--- start RECORDS FOR THE EXERCISE ---

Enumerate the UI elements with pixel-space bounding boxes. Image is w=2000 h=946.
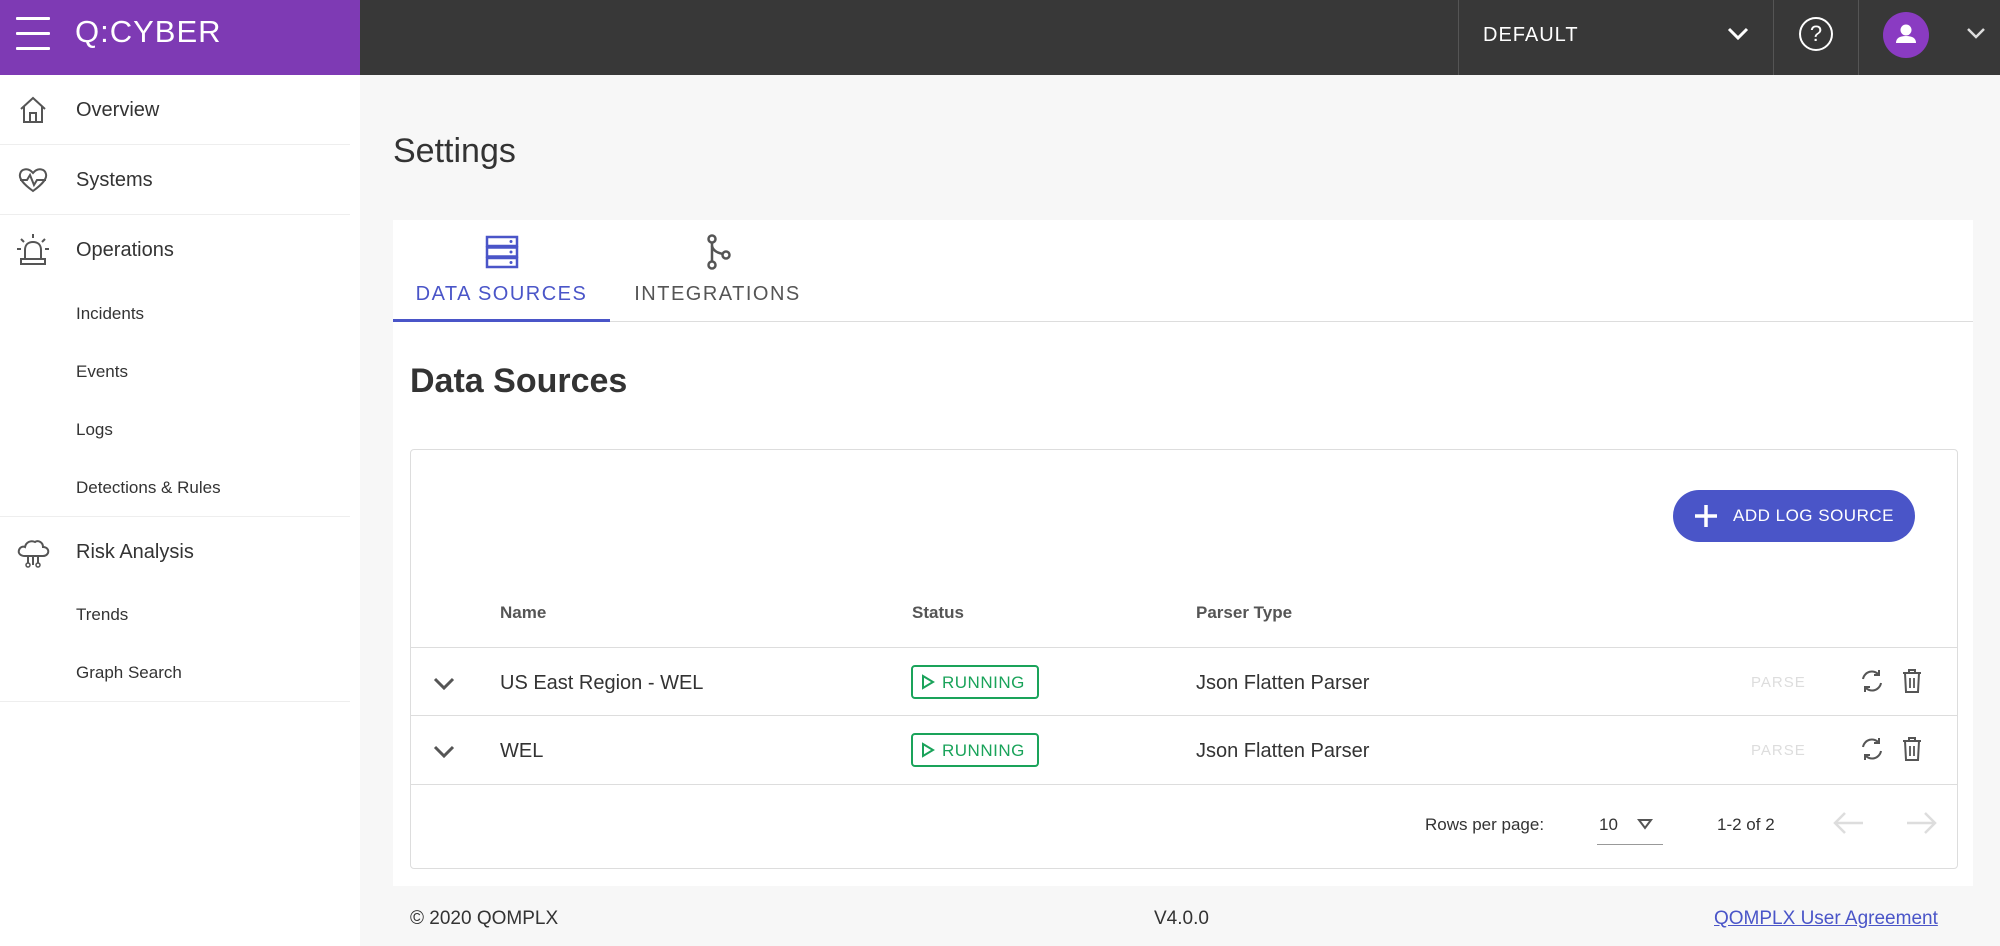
parse-button[interactable]: PARSE (1751, 674, 1806, 691)
rows-per-page-value: 10 (1599, 815, 1618, 834)
settings-tabs: DATA SOURCES INTEGRATIONS (393, 220, 1973, 322)
column-header-status[interactable]: Status (912, 603, 964, 623)
tab-label: INTEGRATIONS (634, 283, 801, 305)
refresh-icon[interactable] (1859, 668, 1885, 694)
page-title: Settings (393, 132, 516, 170)
add-log-source-button[interactable]: ADD LOG SOURCE (1673, 490, 1915, 542)
table-row: US East Region - WEL RUNNING Json Flatte… (411, 647, 1957, 716)
menu-icon[interactable] (16, 17, 50, 51)
sidebar-subitem-events[interactable]: Events (76, 362, 128, 382)
status-badge: RUNNING (911, 665, 1039, 699)
sidebar-item-overview[interactable]: Overview (0, 75, 350, 145)
app-logo[interactable]: Q:CYBER (75, 14, 222, 50)
footer-copyright: © 2020 QOMPLX (410, 908, 559, 929)
sidebar-item-label: Risk Analysis (76, 541, 194, 563)
sidebar-item-systems[interactable]: Systems (0, 145, 350, 215)
trash-icon[interactable] (1901, 668, 1923, 694)
sidebar-item-operations[interactable]: Operations (0, 215, 350, 285)
arrow-left-icon[interactable] (1831, 805, 1867, 841)
rows-per-page-label: Rows per page: (1425, 815, 1545, 834)
rows-per-page-select[interactable]: 10 (1597, 807, 1663, 845)
divider (411, 784, 1957, 785)
server-icon (485, 235, 518, 269)
divider (0, 701, 350, 702)
expand-chevron-icon[interactable] (431, 670, 457, 696)
status-label: RUNNING (942, 741, 1025, 760)
status-label: RUNNING (942, 673, 1025, 692)
sidebar-item-risk-analysis[interactable]: Risk Analysis (0, 517, 350, 587)
top-bar: Q:CYBER DEFAULT ? (0, 0, 2000, 75)
sidebar-subitem-incidents[interactable]: Incidents (76, 304, 144, 324)
help-button[interactable]: ? (1774, 0, 1859, 75)
git-branch-icon (706, 234, 731, 270)
environment-select[interactable]: DEFAULT (1458, 0, 1774, 75)
sidebar-item-label: Overview (76, 99, 160, 121)
trash-icon[interactable] (1901, 736, 1923, 762)
refresh-icon[interactable] (1859, 736, 1885, 762)
brand-area: Q:CYBER (0, 0, 360, 75)
column-header-name[interactable]: Name (500, 603, 546, 623)
alarm-light-icon (17, 234, 49, 265)
user-agreement-link[interactable]: QOMPLX User Agreement (1714, 908, 1938, 930)
sidebar: Overview Systems Operations Incidents Ev… (0, 75, 360, 946)
column-header-parser-type[interactable]: Parser Type (1196, 603, 1292, 623)
sidebar-subitem-logs[interactable]: Logs (76, 420, 113, 440)
chevron-down-icon (1727, 27, 1749, 41)
play-icon (922, 674, 935, 690)
sidebar-item-label: Operations (76, 239, 174, 261)
pagination-range: 1-2 of 2 (1717, 815, 1775, 834)
footer-version: V4.0.0 (1154, 908, 1209, 929)
parse-button[interactable]: PARSE (1751, 742, 1806, 759)
plus-icon (1695, 505, 1717, 527)
section-title: Data Sources (410, 362, 628, 400)
chevron-down-icon (1967, 28, 1985, 39)
tab-data-sources[interactable]: DATA SOURCES (393, 220, 610, 322)
row-name: WEL (500, 740, 544, 762)
home-icon (20, 96, 46, 123)
user-menu[interactable] (1859, 0, 2000, 75)
heart-pulse-icon (18, 168, 48, 193)
tab-label: DATA SOURCES (415, 283, 588, 305)
cloud-network-icon (17, 540, 50, 568)
sidebar-subitem-trends[interactable]: Trends (76, 605, 128, 625)
tab-integrations[interactable]: INTEGRATIONS (610, 220, 825, 322)
help-icon: ? (1799, 17, 1833, 51)
data-sources-table: ADD LOG SOURCE Name Status Parser Type U… (410, 449, 1958, 869)
user-icon (1896, 24, 1916, 43)
status-badge: RUNNING (911, 733, 1039, 767)
add-button-label: ADD LOG SOURCE (1733, 506, 1894, 525)
row-name: US East Region - WEL (500, 672, 704, 694)
sidebar-subitem-graph-search[interactable]: Graph Search (76, 663, 182, 683)
expand-chevron-icon[interactable] (431, 738, 457, 764)
play-icon (922, 742, 935, 758)
sidebar-item-label: Systems (76, 169, 153, 191)
arrow-right-icon[interactable] (1903, 805, 1939, 841)
caret-down-icon (1637, 819, 1653, 830)
environment-label: DEFAULT (1483, 24, 1579, 46)
sidebar-subitem-detections-rules[interactable]: Detections & Rules (76, 478, 221, 498)
row-parser: Json Flatten Parser (1196, 740, 1370, 762)
table-row: WEL RUNNING Json Flatten Parser PARSE (411, 715, 1957, 784)
avatar[interactable] (1883, 12, 1929, 58)
row-parser: Json Flatten Parser (1196, 672, 1370, 694)
data-sources-panel: Data Sources ADD LOG SOURCE Name Status … (393, 322, 1973, 886)
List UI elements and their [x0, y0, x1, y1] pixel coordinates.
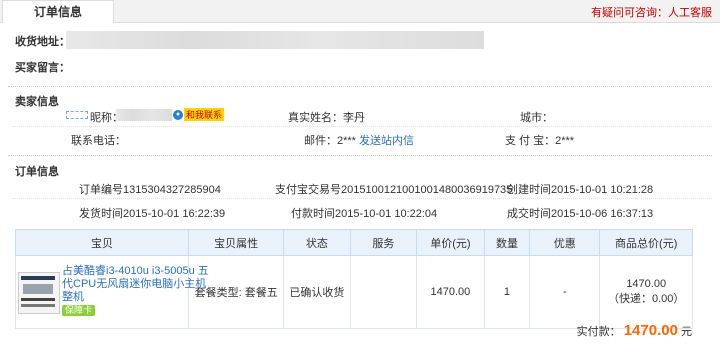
guarantee-badge[interactable]: 保障卡	[62, 305, 96, 316]
col-quantity: 数量	[483, 229, 531, 256]
payment-summary: 实付款： 1470.00 元	[577, 322, 692, 339]
paid-unit: 元	[681, 326, 692, 338]
divider	[12, 198, 712, 199]
paid-amount: 1470.00	[623, 322, 678, 339]
created-time: 创建时间2015-10-01 10:21:28	[507, 184, 654, 196]
seller-phone: 联系电话：	[71, 135, 126, 147]
tab-order-info[interactable]: 订单信息	[2, 0, 114, 23]
col-total: 商品总价(元)	[599, 229, 693, 256]
seller-alipay: 支 付 宝：2***	[505, 135, 575, 147]
col-service: 服务	[349, 229, 418, 256]
shipped-time: 发货时间2015-10-01 16:22:39	[79, 208, 226, 220]
order-section-title: 订单信息	[15, 166, 59, 178]
chat-button[interactable]: 和我联系	[184, 108, 225, 121]
email-label: 邮件：	[304, 135, 337, 147]
product-info: 占美酷睿i3-4010u i3-5005u 五代CPU无风扇迷你电脑小主机整机 …	[62, 265, 212, 317]
table-row: 占美酷睿i3-4010u i3-5005u 五代CPU无风扇迷你电脑小主机整机 …	[14, 255, 693, 329]
order-items-table: 宝贝 宝贝属性 状态 服务 单价(元) 数量 优惠 商品总价(元) 占美酷睿i3…	[14, 229, 693, 329]
item-cell: 占美酷睿i3-4010u i3-5005u 五代CPU无风扇迷你电脑小主机整机 …	[14, 255, 209, 329]
tab-bar: 订单信息 有疑问可咨询：人工客服	[0, 0, 720, 23]
col-unit-price: 单价(元)	[416, 229, 485, 256]
seller-email: 邮件：2*** 发送站内信	[304, 132, 414, 148]
send-message-link[interactable]: 发送站内信	[359, 135, 414, 147]
order-number: 订单编号1315304327285904	[79, 184, 221, 196]
seller-chat[interactable]: ● 和我联系	[173, 108, 225, 121]
item-service	[349, 255, 418, 329]
seller-realname: 真实姓名：李丹	[288, 112, 365, 124]
divider	[12, 126, 712, 127]
item-quantity: 1	[483, 255, 531, 329]
customer-service-link[interactable]: 人工客服	[668, 7, 712, 19]
buyer-message-label: 买家留言：	[15, 62, 70, 74]
col-discount: 优惠	[529, 229, 601, 256]
address-label: 收货地址：	[15, 36, 70, 48]
seller-nick-blurred	[116, 109, 172, 121]
paid-label: 实付款：	[576, 326, 621, 338]
col-attributes: 宝贝属性	[188, 229, 285, 256]
seller-city: 城市：	[520, 112, 553, 124]
product-name-link[interactable]: 占美酷睿i3-4010u i3-5005u 五代CPU无风扇迷你电脑小主机整机	[62, 265, 209, 303]
divider	[8, 86, 712, 87]
item-status: 已确认收货	[283, 255, 351, 329]
address-value-blurred	[66, 31, 484, 49]
col-item: 宝贝	[14, 229, 190, 256]
item-unit-price: 1470.00	[416, 255, 485, 329]
email-value: 2***	[337, 135, 356, 147]
wangwang-icon: ●	[173, 109, 183, 120]
seller-section-title: 卖家信息	[15, 96, 59, 108]
item-total-cell: 1470.00 （快递：0.00）	[599, 255, 693, 329]
item-total: 1470.00	[626, 278, 667, 290]
item-shipping: （快递：0.00）	[607, 293, 685, 305]
paid-time: 付款时间2015-10-01 10:22:04	[291, 208, 438, 220]
product-thumbnail[interactable]	[18, 272, 60, 314]
help-contact: 有疑问可咨询：人工客服	[591, 4, 712, 20]
seller-avatar-placeholder	[66, 111, 88, 119]
divider	[8, 155, 712, 156]
table-header-row: 宝贝 宝贝属性 状态 服务 单价(元) 数量 优惠 商品总价(元)	[14, 229, 693, 256]
completed-time: 成交时间2015-10-06 16:37:13	[507, 208, 654, 220]
item-discount: -	[529, 255, 601, 329]
help-text: 有疑问可咨询：	[591, 7, 668, 19]
alipay-trade-number: 支付宝交易号2015100121001001480036919735	[275, 184, 513, 196]
col-status: 状态	[283, 229, 351, 256]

--- end RECORDS FOR THE EXERCISE ---

**EXERCISE INSTRUCTIONS:**
Please print the lines from the records above exactly, starting with the line containing "305, 96, 316]" and going on through the line containing "229, 285, 256]", both included.

**REPLY TO THE TASK:**
guarantee-badge[interactable]: 保障卡	[62, 305, 96, 316]
col-quantity: 数量	[483, 229, 531, 256]
payment-summary: 实付款： 1470.00 元	[577, 322, 692, 339]
paid-unit: 元	[681, 326, 692, 338]
divider	[12, 198, 712, 199]
paid-amount: 1470.00	[623, 322, 678, 339]
created-time: 创建时间2015-10-01 10:21:28	[507, 184, 654, 196]
seller-phone: 联系电话：	[71, 135, 126, 147]
tab-order-info[interactable]: 订单信息	[2, 0, 114, 23]
col-total: 商品总价(元)	[599, 229, 693, 256]
seller-alipay: 支 付 宝：2***	[505, 135, 575, 147]
col-service: 服务	[349, 229, 418, 256]
shipped-time: 发货时间2015-10-01 16:22:39	[79, 208, 226, 220]
order-section-title: 订单信息	[15, 166, 59, 178]
chat-button[interactable]: 和我联系	[184, 108, 225, 121]
email-label: 邮件：	[304, 135, 337, 147]
product-info: 占美酷睿i3-4010u i3-5005u 五代CPU无风扇迷你电脑小主机整机 …	[62, 265, 212, 317]
table-row: 占美酷睿i3-4010u i3-5005u 五代CPU无风扇迷你电脑小主机整机 …	[14, 255, 693, 329]
order-items-table: 宝贝 宝贝属性 状态 服务 单价(元) 数量 优惠 商品总价(元) 占美酷睿i3…	[14, 229, 693, 329]
item-cell: 占美酷睿i3-4010u i3-5005u 五代CPU无风扇迷你电脑小主机整机 …	[14, 255, 209, 329]
tab-bar: 订单信息 有疑问可咨询：人工客服	[0, 0, 720, 23]
col-unit-price: 单价(元)	[416, 229, 485, 256]
seller-email: 邮件：2*** 发送站内信	[304, 132, 414, 148]
send-message-link[interactable]: 发送站内信	[359, 135, 414, 147]
order-number: 订单编号1315304327285904	[79, 184, 221, 196]
seller-chat[interactable]: ● 和我联系	[173, 108, 225, 121]
item-service	[349, 255, 418, 329]
seller-realname: 真实姓名：李丹	[288, 112, 365, 124]
divider	[12, 126, 712, 127]
item-quantity: 1	[483, 255, 531, 329]
customer-service-link[interactable]: 人工客服	[668, 7, 712, 19]
buyer-message-label: 买家留言：	[15, 62, 70, 74]
col-discount: 优惠	[529, 229, 601, 256]
address-label: 收货地址：	[15, 36, 70, 48]
seller-nick-blurred	[116, 109, 172, 121]
paid-label: 实付款：	[576, 326, 621, 338]
col-attributes: 宝贝属性	[188, 229, 285, 256]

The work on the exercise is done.